Problem requirements: Reproduce the listing below verbatim.

Task inputs:

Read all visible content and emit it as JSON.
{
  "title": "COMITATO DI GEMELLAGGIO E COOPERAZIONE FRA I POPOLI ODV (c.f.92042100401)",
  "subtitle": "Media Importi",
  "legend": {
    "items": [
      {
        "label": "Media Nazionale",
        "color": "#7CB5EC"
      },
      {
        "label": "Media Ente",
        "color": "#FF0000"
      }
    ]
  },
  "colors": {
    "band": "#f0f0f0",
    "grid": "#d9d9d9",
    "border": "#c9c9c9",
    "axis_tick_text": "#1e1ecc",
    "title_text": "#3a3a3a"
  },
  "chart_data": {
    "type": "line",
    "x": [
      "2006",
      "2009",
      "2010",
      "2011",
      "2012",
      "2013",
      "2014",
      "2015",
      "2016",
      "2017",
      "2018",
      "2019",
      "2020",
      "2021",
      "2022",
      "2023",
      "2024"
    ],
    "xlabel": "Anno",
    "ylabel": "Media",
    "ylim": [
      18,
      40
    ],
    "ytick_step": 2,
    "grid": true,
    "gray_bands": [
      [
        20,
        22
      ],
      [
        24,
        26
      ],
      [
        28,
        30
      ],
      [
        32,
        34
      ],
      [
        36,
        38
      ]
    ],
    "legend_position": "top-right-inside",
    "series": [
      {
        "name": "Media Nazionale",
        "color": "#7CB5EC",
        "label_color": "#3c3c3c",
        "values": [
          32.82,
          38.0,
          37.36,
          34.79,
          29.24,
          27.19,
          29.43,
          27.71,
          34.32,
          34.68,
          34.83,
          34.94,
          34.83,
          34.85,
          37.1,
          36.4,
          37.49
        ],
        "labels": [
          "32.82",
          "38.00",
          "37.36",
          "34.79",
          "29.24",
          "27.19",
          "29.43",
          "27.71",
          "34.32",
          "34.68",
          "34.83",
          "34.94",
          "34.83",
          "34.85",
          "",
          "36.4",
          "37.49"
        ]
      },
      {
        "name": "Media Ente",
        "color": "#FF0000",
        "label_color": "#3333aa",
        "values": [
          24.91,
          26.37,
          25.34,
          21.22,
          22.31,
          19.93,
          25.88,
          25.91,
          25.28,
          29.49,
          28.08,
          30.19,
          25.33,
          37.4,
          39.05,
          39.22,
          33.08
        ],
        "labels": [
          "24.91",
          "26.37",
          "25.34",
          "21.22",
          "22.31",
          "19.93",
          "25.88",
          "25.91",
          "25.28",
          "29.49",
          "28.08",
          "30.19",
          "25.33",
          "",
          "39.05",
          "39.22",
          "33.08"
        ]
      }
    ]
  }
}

Correct response:
Read all visible content and emit it as JSON.
{
  "title": "COMITATO DI GEMELLAGGIO E COOPERAZIONE FRA I POPOLI ODV (c.f.92042100401)",
  "subtitle": "Media Importi",
  "legend": {
    "items": [
      {
        "label": "Media Nazionale",
        "color": "#7CB5EC"
      },
      {
        "label": "Media Ente",
        "color": "#FF0000"
      }
    ]
  },
  "colors": {
    "band": "#f0f0f0",
    "grid": "#d9d9d9",
    "border": "#c9c9c9",
    "axis_tick_text": "#1e1ecc",
    "title_text": "#3a3a3a"
  },
  "chart_data": {
    "type": "line",
    "x": [
      "2006",
      "2009",
      "2010",
      "2011",
      "2012",
      "2013",
      "2014",
      "2015",
      "2016",
      "2017",
      "2018",
      "2019",
      "2020",
      "2021",
      "2022",
      "2023",
      "2024"
    ],
    "xlabel": "Anno",
    "ylabel": "Media",
    "ylim": [
      18,
      40
    ],
    "ytick_step": 2,
    "grid": true,
    "gray_bands": [
      [
        20,
        22
      ],
      [
        24,
        26
      ],
      [
        28,
        30
      ],
      [
        32,
        34
      ],
      [
        36,
        38
      ]
    ],
    "legend_position": "top-right-inside",
    "series": [
      {
        "name": "Media Nazionale",
        "color": "#7CB5EC",
        "label_color": "#3c3c3c",
        "values": [
          32.82,
          38.0,
          37.36,
          34.79,
          29.24,
          27.19,
          29.43,
          27.71,
          34.32,
          34.68,
          34.83,
          34.94,
          34.83,
          34.85,
          37.1,
          36.4,
          37.49
        ],
        "labels": [
          "32.82",
          "38.00",
          "37.36",
          "34.79",
          "29.24",
          "27.19",
          "29.43",
          "27.71",
          "34.32",
          "34.68",
          "34.83",
          "34.94",
          "34.83",
          "34.85",
          "",
          "36.4",
          "37.49"
        ]
      },
      {
        "name": "Media Ente",
        "color": "#FF0000",
        "label_color": "#3333aa",
        "values": [
          24.91,
          26.37,
          25.34,
          21.22,
          22.31,
          19.93,
          25.88,
          25.91,
          25.28,
          29.49,
          28.08,
          30.19,
          25.33,
          37.4,
          39.05,
          39.22,
          33.08
        ],
        "labels": [
          "24.91",
          "26.37",
          "25.34",
          "21.22",
          "22.31",
          "19.93",
          "25.88",
          "25.91",
          "25.28",
          "29.49",
          "28.08",
          "30.19",
          "25.33",
          "",
          "39.05",
          "39.22",
          "33.08"
        ]
      }
    ]
  }
}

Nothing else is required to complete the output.